前回、幕末に日本を訪れたプラントハンター、ロバート・フォーチュンについて紹介しました。
彼は腕利きのプラントハンター、つまり外国の珍しい植物を本国イギリスに持ち帰るプロ。
彼の仕事がイギリスのガーデニングの発展に貢献したことは、すでに紹介した通りです。



ロバート・フォーチュンが来日する以前に、
彼は中国から紅茶の苗と製造方法を密かに持ち出していました。
この本はアメリカのジャーナリストであるサラ・ローズが書いたノンフィクション。
アヘン戦争の後、イギリスは高い中国のお茶を当時植民地であったインドで生産できないかと考えます。
この時代すでに、イギリスでは紅茶は日々の暮らしになくてならない存在でした。
そこで、腕利きのプラントハンターであるロバート・フォーチュンに白羽の矢を立てます。
そして、見事に中国の茶の苗と職人をインドへ運びこむことに成功します。
その時代の中国は、日本同様、外国人の自国での活動を厳しく制限していました。
フォーチュンは中国人に変装して、中国の内陸へとお茶の木を探して潜入していきます。
スリルに富み、まるでスパイ映画のような面白さです。
この時代の中国の様子も垣間見ることができて、上質のノンフィクションに仕上がっています。
紅茶好きの方は、思わぬ紅茶のルーツを知ることができますし、
私のような花好きにとっては、植物を運ぶ苦労がたいへん興味深い。
世界を動かした歴史上の大きな史実が、協力者があったとはいえ、
たった一人のプラントハンターがやってのけたことに感動します。

=== 注釈付き要素リスト ===
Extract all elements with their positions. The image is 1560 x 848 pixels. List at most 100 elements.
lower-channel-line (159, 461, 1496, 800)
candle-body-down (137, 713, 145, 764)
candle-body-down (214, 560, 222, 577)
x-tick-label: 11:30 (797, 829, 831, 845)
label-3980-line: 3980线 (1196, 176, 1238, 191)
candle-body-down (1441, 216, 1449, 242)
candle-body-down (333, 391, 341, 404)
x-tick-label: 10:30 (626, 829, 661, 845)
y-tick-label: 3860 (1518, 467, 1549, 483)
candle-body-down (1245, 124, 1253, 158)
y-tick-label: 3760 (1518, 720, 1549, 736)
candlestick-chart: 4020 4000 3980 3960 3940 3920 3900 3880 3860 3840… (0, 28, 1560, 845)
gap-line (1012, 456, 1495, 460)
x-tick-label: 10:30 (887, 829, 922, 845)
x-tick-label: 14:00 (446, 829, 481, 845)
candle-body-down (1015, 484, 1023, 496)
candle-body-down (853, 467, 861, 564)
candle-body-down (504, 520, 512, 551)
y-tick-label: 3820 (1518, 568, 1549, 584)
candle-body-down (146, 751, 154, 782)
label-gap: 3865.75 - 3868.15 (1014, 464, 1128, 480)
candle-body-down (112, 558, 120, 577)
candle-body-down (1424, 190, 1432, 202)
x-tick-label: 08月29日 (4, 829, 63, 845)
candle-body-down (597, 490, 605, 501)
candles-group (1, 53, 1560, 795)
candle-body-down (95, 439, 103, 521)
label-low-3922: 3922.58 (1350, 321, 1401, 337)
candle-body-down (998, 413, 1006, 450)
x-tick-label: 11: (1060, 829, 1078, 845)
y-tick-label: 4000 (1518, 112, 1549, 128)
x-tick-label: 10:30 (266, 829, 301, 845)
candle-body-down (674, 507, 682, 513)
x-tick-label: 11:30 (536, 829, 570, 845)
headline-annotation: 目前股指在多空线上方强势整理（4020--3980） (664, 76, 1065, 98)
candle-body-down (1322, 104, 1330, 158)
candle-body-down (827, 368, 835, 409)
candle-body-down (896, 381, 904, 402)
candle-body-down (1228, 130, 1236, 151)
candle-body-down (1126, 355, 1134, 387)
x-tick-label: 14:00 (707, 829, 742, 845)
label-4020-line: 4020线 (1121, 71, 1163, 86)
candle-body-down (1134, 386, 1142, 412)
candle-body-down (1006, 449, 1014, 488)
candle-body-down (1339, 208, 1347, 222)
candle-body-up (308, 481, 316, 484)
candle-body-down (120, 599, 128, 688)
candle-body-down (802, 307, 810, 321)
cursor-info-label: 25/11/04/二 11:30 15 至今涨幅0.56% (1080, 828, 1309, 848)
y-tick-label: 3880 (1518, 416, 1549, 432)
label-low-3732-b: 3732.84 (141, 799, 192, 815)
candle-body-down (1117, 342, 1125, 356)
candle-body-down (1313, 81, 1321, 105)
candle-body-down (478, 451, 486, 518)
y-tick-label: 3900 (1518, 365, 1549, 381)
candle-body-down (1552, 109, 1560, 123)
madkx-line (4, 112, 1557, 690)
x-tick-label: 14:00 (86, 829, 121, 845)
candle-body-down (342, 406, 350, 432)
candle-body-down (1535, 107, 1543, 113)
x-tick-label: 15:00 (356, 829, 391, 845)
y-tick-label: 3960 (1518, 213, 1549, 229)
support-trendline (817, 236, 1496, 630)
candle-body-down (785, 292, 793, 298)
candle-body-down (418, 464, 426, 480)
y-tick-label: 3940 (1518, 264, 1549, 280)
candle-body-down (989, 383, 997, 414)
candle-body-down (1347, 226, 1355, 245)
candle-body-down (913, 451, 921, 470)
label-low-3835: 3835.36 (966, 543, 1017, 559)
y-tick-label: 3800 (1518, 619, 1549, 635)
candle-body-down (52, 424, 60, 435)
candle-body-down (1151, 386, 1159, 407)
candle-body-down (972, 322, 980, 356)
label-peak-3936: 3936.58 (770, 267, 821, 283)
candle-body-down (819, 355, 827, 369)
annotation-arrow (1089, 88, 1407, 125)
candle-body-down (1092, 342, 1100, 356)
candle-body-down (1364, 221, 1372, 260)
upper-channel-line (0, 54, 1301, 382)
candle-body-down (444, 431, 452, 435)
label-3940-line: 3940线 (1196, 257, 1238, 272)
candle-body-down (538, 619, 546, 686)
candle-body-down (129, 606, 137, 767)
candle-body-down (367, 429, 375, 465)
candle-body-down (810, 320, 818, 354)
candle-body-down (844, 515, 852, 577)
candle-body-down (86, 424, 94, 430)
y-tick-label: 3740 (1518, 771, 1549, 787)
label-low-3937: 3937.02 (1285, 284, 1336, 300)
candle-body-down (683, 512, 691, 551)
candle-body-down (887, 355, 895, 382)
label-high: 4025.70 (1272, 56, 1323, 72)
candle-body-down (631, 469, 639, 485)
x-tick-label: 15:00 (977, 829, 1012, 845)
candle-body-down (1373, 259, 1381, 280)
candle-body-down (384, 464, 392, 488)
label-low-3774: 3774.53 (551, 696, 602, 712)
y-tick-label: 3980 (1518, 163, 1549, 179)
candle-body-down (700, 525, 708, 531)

=== 必須課題 ===
A. ロバート・フォーチュンについての抜粋によると、フォーチュンはどのような姿で中国の内陸へ潜入したか。
B. ロバート・フォーチュンについての抜粋から、「彼は腕利きのプラントハンター」から「そして、見事に中国の茶の苗と職人をインドへ運びこむことに成功します。」までを一字も変えずに書き写すこと。

=== 課題への回答 ===
A. 中国人に変装して潜入した。

B.
彼は腕利きのプラントハンター、つまり外国の珍しい植物を本国イギリスに持ち帰るプロ。
彼の仕事がイギリスのガーデニングの発展に貢献したことは、すでに紹介した通りです。



ロバート・フォーチュンが来日する以前に、
彼は中国から紅茶の苗と製造方法を密かに持ち出していました。
この本はアメリカのジャーナリストであるサラ・ローズが書いたノンフィクション。
アヘン戦争の後、イギリスは高い中国のお茶を当時植民地であったインドで生産できないかと考えます。
この時代すでに、イギリスでは紅茶は日々の暮らしになくてならない存在でした。
そこで、腕利きのプラントハンターであるロバート・フォーチュンに白羽の矢を立てます。
そして、見事に中国の茶の苗と職人をインドへ運びこむことに成功します。